# [TRECHO DO DOCUMENTO]
####
O estado do Paraná consolidou-se em 2026 como o principal hub do mercado ilícito de tabaco no Brasil. De acordo com o levantamento mais recente do Fórum Nacional Contra a Pirataria e a Ilegalidade (FNCP), divulgado nesta semana, cerca de 60% dos cigarros consumidos em território paranaense são de origem ilegal. O número é alarmante por representar quase o dobro da média nacional, que atualmente gira em torno de 31%.
Este índice é o maior registrado no estado desde 2021 e acende um alerta vermelho para as autoridades de segurança e economia. A posição geográfica estratégica do Paraná, com extensas fronteiras secas e fluviais com o Paraguai (de Guaíra a Foz do Iguaçu), é apontada por especialistas como o principal fator para a entrada massiva dessas mercadorias.
Impacto econômico e segurança pública
O mercado ilegal de cigarros não é apenas uma questão de saúde ou sonegação; ele é um motor financeiro para o crime organizado. Dados do FNCP indicam que:
- Prejuízo Bilionário: Em 2025, o mercado ilegal movimentou R$ 1,8 bilhão apenas no Paraná.
- Evasão Fiscal: O estado deixou de arrecadar cerca de R$ 660 milhões em ICMS devido ao contrabando.
- Conexão com o Crime: Segundo o presidente do FNCP, Edson Vismona, o lucro do cigarro financia a compra de armas e drogas por facções criminosas. Estima-se que 94% dos brasileiros já associam o cigarro ilegal diretamente ao fortalecimento da criminalidade.
Apreensões recordes em 2026
Apesar do alto índice de consumo, a repressão tem sido intensa. Somente nos primeiros meses de 2026, a Receita Federal e a Polícia Federal já apreenderam cerca de R$ 50 milhões em cigarros no estado, o que representa 41% do total nacional de apreensões no período.
A região de Foz do Iguaçu continua sendo o epicentro, concentrando mais de 50% das apreensões estaduais. No entanto, novas rotas têm sido identificadas em cidades como Altônia e Mercedes, onde operações conjuntas entre o BPFron (Batalhão de Polícia de Fronteira) e a Polícia Federal têm interceptado comboios semanalmente.
O fator preço
O principal atrativo para o consumidor final continua sendo a disparidade de preços. Enquanto a carga tributária sobre o cigarro legal no Brasil varia entre 70% e 90%, no Paraguai a média é de apenas 13%. Isso permite que o produto contrabandeado chegue às bancas com um valor até 40% menor que o legalizado, seduzindo principalmente as classes de menor poder aquisitivo.
”O Paraná é um estado estratégico e as organizações criminosas usam as mesmas rotas para diferentes ilícitos. Quando contemos o cigarro, impactamos toda a estrutura do crime”, afirma Edson Vismona.
####
# [DADOS EXTRAÍDOS]

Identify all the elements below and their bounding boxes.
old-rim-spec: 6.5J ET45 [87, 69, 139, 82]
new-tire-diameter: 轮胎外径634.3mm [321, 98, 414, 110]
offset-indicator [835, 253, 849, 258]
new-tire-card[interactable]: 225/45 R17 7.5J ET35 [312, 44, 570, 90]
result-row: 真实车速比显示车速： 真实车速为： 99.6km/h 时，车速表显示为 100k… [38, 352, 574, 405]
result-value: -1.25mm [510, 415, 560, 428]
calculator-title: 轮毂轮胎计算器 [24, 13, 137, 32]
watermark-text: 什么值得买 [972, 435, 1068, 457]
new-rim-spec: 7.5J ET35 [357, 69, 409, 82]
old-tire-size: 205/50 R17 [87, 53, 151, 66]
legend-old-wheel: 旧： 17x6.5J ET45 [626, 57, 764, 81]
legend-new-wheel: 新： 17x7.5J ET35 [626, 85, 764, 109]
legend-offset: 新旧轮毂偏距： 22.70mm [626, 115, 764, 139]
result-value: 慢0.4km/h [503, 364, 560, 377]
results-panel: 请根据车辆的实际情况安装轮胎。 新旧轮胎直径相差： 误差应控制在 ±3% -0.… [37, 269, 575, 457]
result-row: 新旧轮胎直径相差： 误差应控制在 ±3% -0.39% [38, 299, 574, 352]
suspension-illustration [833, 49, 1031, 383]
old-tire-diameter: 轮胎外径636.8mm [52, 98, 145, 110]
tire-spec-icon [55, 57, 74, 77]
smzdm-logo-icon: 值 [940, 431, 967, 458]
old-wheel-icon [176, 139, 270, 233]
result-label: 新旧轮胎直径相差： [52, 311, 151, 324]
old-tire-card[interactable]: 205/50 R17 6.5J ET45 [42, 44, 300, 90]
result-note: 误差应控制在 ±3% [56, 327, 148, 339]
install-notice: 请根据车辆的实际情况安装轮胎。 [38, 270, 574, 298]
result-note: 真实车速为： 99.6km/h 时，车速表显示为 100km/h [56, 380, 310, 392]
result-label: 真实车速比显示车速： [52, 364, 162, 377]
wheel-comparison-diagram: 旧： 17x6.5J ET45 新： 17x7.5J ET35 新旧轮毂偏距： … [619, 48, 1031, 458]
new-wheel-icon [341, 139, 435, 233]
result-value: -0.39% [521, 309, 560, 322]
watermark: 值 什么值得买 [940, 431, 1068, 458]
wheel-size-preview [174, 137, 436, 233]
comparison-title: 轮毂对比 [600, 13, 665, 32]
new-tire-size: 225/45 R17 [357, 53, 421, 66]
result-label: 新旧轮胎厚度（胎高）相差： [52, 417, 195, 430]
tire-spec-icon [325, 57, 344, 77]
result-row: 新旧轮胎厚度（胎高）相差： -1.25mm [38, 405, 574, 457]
####
# [TAREFA PROPOSTA A]
Reproduza fielmente o trecho da matéria sobre o cigarro ilegal no Paraná, tudo desde "Apreensões recordes em" até "apreensões no período.".
# [TAREFA PROPOSTA B]
Liste todas as cidades mencionadas na matéria sobre o cigarro ilegal no Paraná.

# [RESPOSTA DA TAREFA A]
Apreensões recordes em 2026
Apesar do alto índice de consumo, a repressão tem sido intensa. Somente nos primeiros meses de 2026, a Receita Federal e a Polícia Federal já apreenderam cerca de R$ 50 milhões em cigarros no estado, o que representa 41% do total nacional de apreensões no período.

# [RESPOSTA DA TAREFA B]
Guaíra, Foz do Iguaçu, Altônia e Mercedes.